* _Task instructions_: Print each line of the listing once more, precisely as given.

[START Input records]

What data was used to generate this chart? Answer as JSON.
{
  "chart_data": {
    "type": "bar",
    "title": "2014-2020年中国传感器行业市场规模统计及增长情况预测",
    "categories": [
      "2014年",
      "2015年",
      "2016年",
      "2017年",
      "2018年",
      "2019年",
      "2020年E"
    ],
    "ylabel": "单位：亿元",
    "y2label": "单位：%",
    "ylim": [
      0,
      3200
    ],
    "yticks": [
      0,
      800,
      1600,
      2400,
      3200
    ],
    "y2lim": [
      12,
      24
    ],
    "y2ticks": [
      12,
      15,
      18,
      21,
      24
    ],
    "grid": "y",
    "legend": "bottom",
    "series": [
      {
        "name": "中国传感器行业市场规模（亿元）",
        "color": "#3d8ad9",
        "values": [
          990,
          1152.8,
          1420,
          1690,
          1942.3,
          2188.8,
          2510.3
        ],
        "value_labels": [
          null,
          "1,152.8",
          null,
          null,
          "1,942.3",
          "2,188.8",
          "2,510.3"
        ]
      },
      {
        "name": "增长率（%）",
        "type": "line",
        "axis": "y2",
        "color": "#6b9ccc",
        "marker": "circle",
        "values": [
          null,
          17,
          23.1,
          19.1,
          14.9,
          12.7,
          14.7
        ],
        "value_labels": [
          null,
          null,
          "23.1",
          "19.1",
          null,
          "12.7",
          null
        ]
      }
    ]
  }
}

[END Input records]

* _Response for this exercise_:
What data was used to generate this chart? Answer as JSON.
{
  "chart_data": {
    "type": "bar",
    "title": "2014-2020年中国传感器行业市场规模统计及增长情况预测",
    "categories": [
      "2014年",
      "2015年",
      "2016年",
      "2017年",
      "2018年",
      "2019年",
      "2020年E"
    ],
    "ylabel": "单位：亿元",
    "y2label": "单位：%",
    "ylim": [
      0,
      3200
    ],
    "yticks": [
      0,
      800,
      1600,
      2400,
      3200
    ],
    "y2lim": [
      12,
      24
    ],
    "y2ticks": [
      12,
      15,
      18,
      21,
      24
    ],
    "grid": "y",
    "legend": "bottom",
    "series": [
      {
        "name": "中国传感器行业市场规模（亿元）",
        "color": "#3d8ad9",
        "values": [
          990,
          1152.8,
          1420,
          1690,
          1942.3,
          2188.8,
          2510.3
        ],
        "value_labels": [
          null,
          "1,152.8",
          null,
          null,
          "1,942.3",
          "2,188.8",
          "2,510.3"
        ]
      },
      {
        "name": "增长率（%）",
        "type": "line",
        "axis": "y2",
        "color": "#6b9ccc",
        "marker": "circle",
        "values": [
          null,
          17,
          23.1,
          19.1,
          14.9,
          12.7,
          14.7
        ],
        "value_labels": [
          null,
          null,
          "23.1",
          "19.1",
          null,
          "12.7",
          null
        ]
      }
    ]
  }
}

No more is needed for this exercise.